Set exercise → Leave out the pictures and reproduce all of the data exactly.
Start of Material for the task
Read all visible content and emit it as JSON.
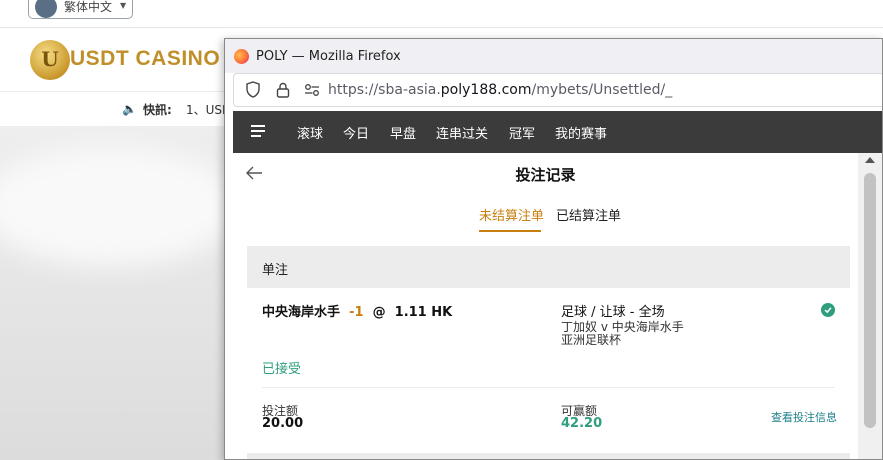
{
  "background_site": {
    "language_label": "繁体中文",
    "logo_letter": "U",
    "logo_text": "USDT CASINO",
    "news_label": "快訊:",
    "news_text": "1、USI"
  },
  "browser": {
    "window_title": "POLY — Mozilla Firefox",
    "url_prefix": "https://sba-asia.",
    "url_domain": "poly188.com",
    "url_path": "/mybets/Unsettled/_"
  },
  "nav": {
    "items": [
      "滚球",
      "今日",
      "早盘",
      "连串过关",
      "冠军",
      "我的赛事"
    ]
  },
  "page": {
    "title": "投注记录",
    "tabs": {
      "unsettled": "未结算注单",
      "settled": "已结算注单"
    }
  },
  "bet": {
    "section": "单注",
    "selection": "中央海岸水手",
    "handicap": "-1",
    "at": "@",
    "odds": "1.11 HK",
    "market": "足球 / 让球 - 全场",
    "match": "丁加奴 v 中央海岸水手",
    "league": "亚洲足联杯",
    "status": "已接受",
    "stake_label": "投注额",
    "stake": "20.00",
    "win_label": "可赢额",
    "win": "42.20",
    "detail_link": "查看投注信息"
  },
  "colors": {
    "accent": "#c77f10",
    "success": "#2e9e7e",
    "nav_bg": "#3b3b3b"
  }
}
End of Material for the task
Task solution →
Read all visible content and emit it as JSON.
{
  "background_site": {
    "language_label": "繁体中文",
    "logo_letter": "U",
    "logo_text": "USDT CASINO",
    "news_label": "快訊:",
    "news_text": "1、USI"
  },
  "browser": {
    "window_title": "POLY — Mozilla Firefox",
    "url_prefix": "https://sba-asia.",
    "url_domain": "poly188.com",
    "url_path": "/mybets/Unsettled/_"
  },
  "nav": {
    "items": [
      "滚球",
      "今日",
      "早盘",
      "连串过关",
      "冠军",
      "我的赛事"
    ]
  },
  "page": {
    "title": "投注记录",
    "tabs": {
      "unsettled": "未结算注单",
      "settled": "已结算注单"
    }
  },
  "bet": {
    "section": "单注",
    "selection": "中央海岸水手",
    "handicap": "-1",
    "at": "@",
    "odds": "1.11 HK",
    "market": "足球 / 让球 - 全场",
    "match": "丁加奴 v 中央海岸水手",
    "league": "亚洲足联杯",
    "status": "已接受",
    "stake_label": "投注额",
    "stake": "20.00",
    "win_label": "可赢额",
    "win": "42.20",
    "detail_link": "查看投注信息"
  },
  "colors": {
    "accent": "#c77f10",
    "success": "#2e9e7e",
    "nav_bg": "#3b3b3b"
  }
}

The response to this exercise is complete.